** START OF Extracted entries **

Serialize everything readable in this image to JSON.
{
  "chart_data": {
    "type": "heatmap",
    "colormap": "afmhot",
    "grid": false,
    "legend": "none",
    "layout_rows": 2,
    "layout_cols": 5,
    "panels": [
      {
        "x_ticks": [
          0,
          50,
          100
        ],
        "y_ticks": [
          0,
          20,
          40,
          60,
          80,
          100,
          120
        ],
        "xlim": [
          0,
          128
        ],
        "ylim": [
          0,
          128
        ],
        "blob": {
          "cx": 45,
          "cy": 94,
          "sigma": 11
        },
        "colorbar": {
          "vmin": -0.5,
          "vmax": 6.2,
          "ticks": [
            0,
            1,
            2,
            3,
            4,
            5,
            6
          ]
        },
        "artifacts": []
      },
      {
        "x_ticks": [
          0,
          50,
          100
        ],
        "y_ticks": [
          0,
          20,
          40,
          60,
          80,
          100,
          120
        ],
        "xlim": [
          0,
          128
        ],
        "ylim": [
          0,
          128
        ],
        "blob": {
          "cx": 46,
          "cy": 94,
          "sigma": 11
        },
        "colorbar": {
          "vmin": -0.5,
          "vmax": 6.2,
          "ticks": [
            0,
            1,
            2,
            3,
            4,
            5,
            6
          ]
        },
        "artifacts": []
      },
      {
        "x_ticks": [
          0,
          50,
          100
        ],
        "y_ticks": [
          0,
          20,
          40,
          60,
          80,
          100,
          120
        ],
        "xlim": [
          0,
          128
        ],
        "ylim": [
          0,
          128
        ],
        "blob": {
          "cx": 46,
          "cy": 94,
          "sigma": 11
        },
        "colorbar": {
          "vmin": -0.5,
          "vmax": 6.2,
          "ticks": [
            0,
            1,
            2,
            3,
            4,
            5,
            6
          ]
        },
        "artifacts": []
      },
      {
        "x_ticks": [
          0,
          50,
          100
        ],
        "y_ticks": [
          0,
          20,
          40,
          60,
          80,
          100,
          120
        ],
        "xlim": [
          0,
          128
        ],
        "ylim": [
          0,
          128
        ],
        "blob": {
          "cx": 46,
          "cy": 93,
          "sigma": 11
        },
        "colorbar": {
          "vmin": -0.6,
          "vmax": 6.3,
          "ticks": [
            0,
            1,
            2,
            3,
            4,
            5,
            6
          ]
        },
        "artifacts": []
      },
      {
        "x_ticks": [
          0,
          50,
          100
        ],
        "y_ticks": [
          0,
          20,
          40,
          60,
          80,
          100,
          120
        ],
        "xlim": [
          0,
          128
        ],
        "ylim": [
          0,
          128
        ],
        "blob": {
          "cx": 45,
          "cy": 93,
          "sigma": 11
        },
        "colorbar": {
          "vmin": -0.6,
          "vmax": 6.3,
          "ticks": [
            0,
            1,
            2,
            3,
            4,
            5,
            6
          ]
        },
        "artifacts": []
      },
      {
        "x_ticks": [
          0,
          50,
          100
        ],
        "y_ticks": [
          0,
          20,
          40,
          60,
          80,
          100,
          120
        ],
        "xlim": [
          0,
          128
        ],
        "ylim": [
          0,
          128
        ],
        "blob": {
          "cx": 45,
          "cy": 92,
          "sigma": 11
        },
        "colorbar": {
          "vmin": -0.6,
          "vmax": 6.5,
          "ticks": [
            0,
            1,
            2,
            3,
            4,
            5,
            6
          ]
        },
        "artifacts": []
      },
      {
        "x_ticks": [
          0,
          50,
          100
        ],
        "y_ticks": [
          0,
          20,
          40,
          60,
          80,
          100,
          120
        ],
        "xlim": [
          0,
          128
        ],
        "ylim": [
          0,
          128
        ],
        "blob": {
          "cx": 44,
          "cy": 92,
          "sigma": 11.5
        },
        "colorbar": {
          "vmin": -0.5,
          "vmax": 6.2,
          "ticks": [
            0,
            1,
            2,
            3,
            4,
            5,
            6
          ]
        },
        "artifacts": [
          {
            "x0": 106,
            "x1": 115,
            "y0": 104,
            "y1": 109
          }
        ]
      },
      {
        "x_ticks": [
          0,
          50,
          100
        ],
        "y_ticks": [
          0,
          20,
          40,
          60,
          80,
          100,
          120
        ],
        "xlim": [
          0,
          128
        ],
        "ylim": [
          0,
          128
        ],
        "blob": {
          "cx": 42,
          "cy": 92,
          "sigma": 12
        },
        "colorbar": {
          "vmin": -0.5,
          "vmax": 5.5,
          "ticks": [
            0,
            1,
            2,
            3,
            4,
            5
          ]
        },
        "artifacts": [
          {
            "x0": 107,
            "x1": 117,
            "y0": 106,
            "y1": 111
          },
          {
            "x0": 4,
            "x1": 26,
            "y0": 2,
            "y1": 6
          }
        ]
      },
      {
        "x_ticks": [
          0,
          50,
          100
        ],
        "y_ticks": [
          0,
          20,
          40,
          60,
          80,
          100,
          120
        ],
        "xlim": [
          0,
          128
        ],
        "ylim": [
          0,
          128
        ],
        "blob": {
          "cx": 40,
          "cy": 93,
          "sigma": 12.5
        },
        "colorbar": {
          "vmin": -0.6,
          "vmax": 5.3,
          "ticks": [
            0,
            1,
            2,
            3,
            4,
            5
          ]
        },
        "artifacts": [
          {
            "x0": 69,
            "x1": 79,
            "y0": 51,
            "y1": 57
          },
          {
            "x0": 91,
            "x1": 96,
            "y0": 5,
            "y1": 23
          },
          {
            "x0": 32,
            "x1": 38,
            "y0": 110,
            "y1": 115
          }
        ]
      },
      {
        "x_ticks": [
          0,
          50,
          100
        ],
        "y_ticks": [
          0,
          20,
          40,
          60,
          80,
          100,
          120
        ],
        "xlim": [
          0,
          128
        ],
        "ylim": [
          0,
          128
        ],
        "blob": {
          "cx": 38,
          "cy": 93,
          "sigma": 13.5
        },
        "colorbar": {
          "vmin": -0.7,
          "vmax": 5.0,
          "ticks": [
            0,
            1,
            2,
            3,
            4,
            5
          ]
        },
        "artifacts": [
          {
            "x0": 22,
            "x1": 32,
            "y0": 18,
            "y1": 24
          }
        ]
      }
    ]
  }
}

** END OF Extracted entries **

- **Written request**:
Repeat the preceding lines exactly, please, every one of them.

- **Exercise output**:
Serialize everything readable in this image to JSON.
{
  "chart_data": {
    "type": "heatmap",
    "colormap": "afmhot",
    "grid": false,
    "legend": "none",
    "layout_rows": 2,
    "layout_cols": 5,
    "panels": [
      {
        "x_ticks": [
          0,
          50,
          100
        ],
        "y_ticks": [
          0,
          20,
          40,
          60,
          80,
          100,
          120
        ],
        "xlim": [
          0,
          128
        ],
        "ylim": [
          0,
          128
        ],
        "blob": {
          "cx": 45,
          "cy": 94,
          "sigma": 11
        },
        "colorbar": {
          "vmin": -0.5,
          "vmax": 6.2,
          "ticks": [
            0,
            1,
            2,
            3,
            4,
            5,
            6
          ]
        },
        "artifacts": []
      },
      {
        "x_ticks": [
          0,
          50,
          100
        ],
        "y_ticks": [
          0,
          20,
          40,
          60,
          80,
          100,
          120
        ],
        "xlim": [
          0,
          128
        ],
        "ylim": [
          0,
          128
        ],
        "blob": {
          "cx": 46,
          "cy": 94,
          "sigma": 11
        },
        "colorbar": {
          "vmin": -0.5,
          "vmax": 6.2,
          "ticks": [
            0,
            1,
            2,
            3,
            4,
            5,
            6
          ]
        },
        "artifacts": []
      },
      {
        "x_ticks": [
          0,
          50,
          100
        ],
        "y_ticks": [
          0,
          20,
          40,
          60,
          80,
          100,
          120
        ],
        "xlim": [
          0,
          128
        ],
        "ylim": [
          0,
          128
        ],
        "blob": {
          "cx": 46,
          "cy": 94,
          "sigma": 11
        },
        "colorbar": {
          "vmin": -0.5,
          "vmax": 6.2,
          "ticks": [
            0,
            1,
            2,
            3,
            4,
            5,
            6
          ]
        },
        "artifacts": []
      },
      {
        "x_ticks": [
          0,
          50,
          100
        ],
        "y_ticks": [
          0,
          20,
          40,
          60,
          80,
          100,
          120
        ],
        "xlim": [
          0,
          128
        ],
        "ylim": [
          0,
          128
        ],
        "blob": {
          "cx": 46,
          "cy": 93,
          "sigma": 11
        },
        "colorbar": {
          "vmin": -0.6,
          "vmax": 6.3,
          "ticks": [
            0,
            1,
            2,
            3,
            4,
            5,
            6
          ]
        },
        "artifacts": []
      },
      {
        "x_ticks": [
          0,
          50,
          100
        ],
        "y_ticks": [
          0,
          20,
          40,
          60,
          80,
          100,
          120
        ],
        "xlim": [
          0,
          128
        ],
        "ylim": [
          0,
          128
        ],
        "blob": {
          "cx": 45,
          "cy": 93,
          "sigma": 11
        },
        "colorbar": {
          "vmin": -0.6,
          "vmax": 6.3,
          "ticks": [
            0,
            1,
            2,
            3,
            4,
            5,
            6
          ]
        },
        "artifacts": []
      },
      {
        "x_ticks": [
          0,
          50,
          100
        ],
        "y_ticks": [
          0,
          20,
          40,
          60,
          80,
          100,
          120
        ],
        "xlim": [
          0,
          128
        ],
        "ylim": [
          0,
          128
        ],
        "blob": {
          "cx": 45,
          "cy": 92,
          "sigma": 11
        },
        "colorbar": {
          "vmin": -0.6,
          "vmax": 6.5,
          "ticks": [
            0,
            1,
            2,
            3,
            4,
            5,
            6
          ]
        },
        "artifacts": []
      },
      {
        "x_ticks": [
          0,
          50,
          100
        ],
        "y_ticks": [
          0,
          20,
          40,
          60,
          80,
          100,
          120
        ],
        "xlim": [
          0,
          128
        ],
        "ylim": [
          0,
          128
        ],
        "blob": {
          "cx": 44,
          "cy": 92,
          "sigma": 11.5
        },
        "colorbar": {
          "vmin": -0.5,
          "vmax": 6.2,
          "ticks": [
            0,
            1,
            2,
            3,
            4,
            5,
            6
          ]
        },
        "artifacts": [
          {
            "x0": 106,
            "x1": 115,
            "y0": 104,
            "y1": 109
          }
        ]
      },
      {
        "x_ticks": [
          0,
          50,
          100
        ],
        "y_ticks": [
          0,
          20,
          40,
          60,
          80,
          100,
          120
        ],
        "xlim": [
          0,
          128
        ],
        "ylim": [
          0,
          128
        ],
        "blob": {
          "cx": 42,
          "cy": 92,
          "sigma": 12
        },
        "colorbar": {
          "vmin": -0.5,
          "vmax": 5.5,
          "ticks": [
            0,
            1,
            2,
            3,
            4,
            5
          ]
        },
        "artifacts": [
          {
            "x0": 107,
            "x1": 117,
            "y0": 106,
            "y1": 111
          },
          {
            "x0": 4,
            "x1": 26,
            "y0": 2,
            "y1": 6
          }
        ]
      },
      {
        "x_ticks": [
          0,
          50,
          100
        ],
        "y_ticks": [
          0,
          20,
          40,
          60,
          80,
          100,
          120
        ],
        "xlim": [
          0,
          128
        ],
        "ylim": [
          0,
          128
        ],
        "blob": {
          "cx": 40,
          "cy": 93,
          "sigma": 12.5
        },
        "colorbar": {
          "vmin": -0.6,
          "vmax": 5.3,
          "ticks": [
            0,
            1,
            2,
            3,
            4,
            5
          ]
        },
        "artifacts": [
          {
            "x0": 69,
            "x1": 79,
            "y0": 51,
            "y1": 57
          },
          {
            "x0": 91,
            "x1": 96,
            "y0": 5,
            "y1": 23
          },
          {
            "x0": 32,
            "x1": 38,
            "y0": 110,
            "y1": 115
          }
        ]
      },
      {
        "x_ticks": [
          0,
          50,
          100
        ],
        "y_ticks": [
          0,
          20,
          40,
          60,
          80,
          100,
          120
        ],
        "xlim": [
          0,
          128
        ],
        "ylim": [
          0,
          128
        ],
        "blob": {
          "cx": 38,
          "cy": 93,
          "sigma": 13.5
        },
        "colorbar": {
          "vmin": -0.7,
          "vmax": 5.0,
          "ticks": [
            0,
            1,
            2,
            3,
            4,
            5
          ]
        },
        "artifacts": [
          {
            "x0": 22,
            "x1": 32,
            "y0": 18,
            "y1": 24
          }
        ]
      }
    ]
  }
}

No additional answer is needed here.